*Short exercise:* The exercise asks for every line of the data to be reproduced exactly.

----- Extracted records -----

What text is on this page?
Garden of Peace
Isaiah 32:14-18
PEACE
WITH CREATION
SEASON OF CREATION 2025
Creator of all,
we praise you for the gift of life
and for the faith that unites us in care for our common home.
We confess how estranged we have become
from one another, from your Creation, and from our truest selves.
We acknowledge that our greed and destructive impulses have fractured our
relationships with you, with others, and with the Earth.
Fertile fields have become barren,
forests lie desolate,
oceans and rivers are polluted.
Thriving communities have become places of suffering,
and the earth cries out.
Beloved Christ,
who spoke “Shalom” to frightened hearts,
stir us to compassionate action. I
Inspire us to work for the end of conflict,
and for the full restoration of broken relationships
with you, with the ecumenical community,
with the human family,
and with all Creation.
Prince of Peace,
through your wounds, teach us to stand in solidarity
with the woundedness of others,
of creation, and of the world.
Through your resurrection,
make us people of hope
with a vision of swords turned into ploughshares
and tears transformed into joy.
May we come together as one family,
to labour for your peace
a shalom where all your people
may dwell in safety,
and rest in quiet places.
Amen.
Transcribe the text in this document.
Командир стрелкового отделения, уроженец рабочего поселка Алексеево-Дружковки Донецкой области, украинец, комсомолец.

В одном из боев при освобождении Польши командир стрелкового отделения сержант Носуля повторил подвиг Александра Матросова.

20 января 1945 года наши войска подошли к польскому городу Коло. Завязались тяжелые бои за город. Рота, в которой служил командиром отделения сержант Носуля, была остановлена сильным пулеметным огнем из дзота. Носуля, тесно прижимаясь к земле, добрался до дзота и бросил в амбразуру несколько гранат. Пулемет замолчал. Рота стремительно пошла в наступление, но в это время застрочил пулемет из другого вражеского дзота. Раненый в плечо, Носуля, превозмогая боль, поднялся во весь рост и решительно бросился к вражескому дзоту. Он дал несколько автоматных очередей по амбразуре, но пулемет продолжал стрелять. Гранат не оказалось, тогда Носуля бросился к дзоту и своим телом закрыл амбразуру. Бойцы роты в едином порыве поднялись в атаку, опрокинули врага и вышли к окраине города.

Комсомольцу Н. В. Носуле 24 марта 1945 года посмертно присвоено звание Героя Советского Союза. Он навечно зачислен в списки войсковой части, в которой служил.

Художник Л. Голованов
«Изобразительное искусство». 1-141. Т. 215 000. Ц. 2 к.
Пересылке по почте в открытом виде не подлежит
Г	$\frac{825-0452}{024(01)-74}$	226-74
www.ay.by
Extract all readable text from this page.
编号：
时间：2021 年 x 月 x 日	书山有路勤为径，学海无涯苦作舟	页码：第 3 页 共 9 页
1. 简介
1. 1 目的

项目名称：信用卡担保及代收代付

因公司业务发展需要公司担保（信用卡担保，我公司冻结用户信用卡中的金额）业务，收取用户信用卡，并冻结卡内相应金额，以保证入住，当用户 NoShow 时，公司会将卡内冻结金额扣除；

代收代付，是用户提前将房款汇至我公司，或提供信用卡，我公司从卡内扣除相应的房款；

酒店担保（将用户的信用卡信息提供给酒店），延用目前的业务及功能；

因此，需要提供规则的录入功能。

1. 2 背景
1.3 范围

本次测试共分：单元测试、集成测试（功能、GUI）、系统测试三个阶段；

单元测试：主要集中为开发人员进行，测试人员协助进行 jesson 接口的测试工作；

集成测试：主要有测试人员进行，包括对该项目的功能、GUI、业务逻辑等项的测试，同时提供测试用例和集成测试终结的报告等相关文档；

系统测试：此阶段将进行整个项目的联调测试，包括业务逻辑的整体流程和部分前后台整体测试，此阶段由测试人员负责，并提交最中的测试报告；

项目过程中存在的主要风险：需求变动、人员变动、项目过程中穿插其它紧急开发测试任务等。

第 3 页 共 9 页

-----

*Result of the task:*
What text is on this page?
Garden of Peace
Isaiah 32:14-18
PEACE
WITH CREATION
SEASON OF CREATION 2025
Creator of all,
we praise you for the gift of life
and for the faith that unites us in care for our common home.
We confess how estranged we have become
from one another, from your Creation, and from our truest selves.
We acknowledge that our greed and destructive impulses have fractured our
relationships with you, with others, and with the Earth.
Fertile fields have become barren,
forests lie desolate,
oceans and rivers are polluted.
Thriving communities have become places of suffering,
and the earth cries out.
Beloved Christ,
who spoke “Shalom” to frightened hearts,
stir us to compassionate action. I
Inspire us to work for the end of conflict,
and for the full restoration of broken relationships
with you, with the ecumenical community,
with the human family,
and with all Creation.
Prince of Peace,
through your wounds, teach us to stand in solidarity
with the woundedness of others,
of creation, and of the world.
Through your resurrection,
make us people of hope
with a vision of swords turned into ploughshares
and tears transformed into joy.
May we come together as one family,
to labour for your peace
a shalom where all your people
may dwell in safety,
and rest in quiet places.
Amen.
Transcribe the text in this document.
Командир стрелкового отделения, уроженец рабочего поселка Алексеево-Дружковки Донецкой области, украинец, комсомолец.

В одном из боев при освобождении Польши командир стрелкового отделения сержант Носуля повторил подвиг Александра Матросова.

20 января 1945 года наши войска подошли к польскому городу Коло. Завязались тяжелые бои за город. Рота, в которой служил командиром отделения сержант Носуля, была остановлена сильным пулеметным огнем из дзота. Носуля, тесно прижимаясь к земле, добрался до дзота и бросил в амбразуру несколько гранат. Пулемет замолчал. Рота стремительно пошла в наступление, но в это время застрочил пулемет из другого вражеского дзота. Раненый в плечо, Носуля, превозмогая боль, поднялся во весь рост и решительно бросился к вражескому дзоту. Он дал несколько автоматных очередей по амбразуре, но пулемет продолжал стрелять. Гранат не оказалось, тогда Носуля бросился к дзоту и своим телом закрыл амбразуру. Бойцы роты в едином порыве поднялись в атаку, опрокинули врага и вышли к окраине города.

Комсомольцу Н. В. Носуле 24 марта 1945 года посмертно присвоено звание Героя Советского Союза. Он навечно зачислен в списки войсковой части, в которой служил.

Художник Л. Голованов
«Изобразительное искусство». 1-141. Т. 215 000. Ц. 2 к.
Пересылке по почте в открытом виде не подлежит
Г	$\frac{825-0452}{024(01)-74}$	226-74
www.ay.by
Extract all readable text from this page.
编号：
时间：2021 年 x 月 x 日	书山有路勤为径，学海无涯苦作舟	页码：第 3 页 共 9 页
1. 简介
1. 1 目的

项目名称：信用卡担保及代收代付

因公司业务发展需要公司担保（信用卡担保，我公司冻结用户信用卡中的金额）业务，收取用户信用卡，并冻结卡内相应金额，以保证入住，当用户 NoShow 时，公司会将卡内冻结金额扣除；

代收代付，是用户提前将房款汇至我公司，或提供信用卡，我公司从卡内扣除相应的房款；

酒店担保（将用户的信用卡信息提供给酒店），延用目前的业务及功能；

因此，需要提供规则的录入功能。

1. 2 背景
1.3 范围

本次测试共分：单元测试、集成测试（功能、GUI）、系统测试三个阶段；

单元测试：主要集中为开发人员进行，测试人员协助进行 jesson 接口的测试工作；

集成测试：主要有测试人员进行，包括对该项目的功能、GUI、业务逻辑等项的测试，同时提供测试用例和集成测试终结的报告等相关文档；

系统测试：此阶段将进行整个项目的联调测试，包括业务逻辑的整体流程和部分前后台整体测试，此阶段由测试人员负责，并提交最中的测试报告；

项目过程中存在的主要风险：需求变动、人员变动、项目过程中穿插其它紧急开发测试任务等。

第 3 页 共 9 页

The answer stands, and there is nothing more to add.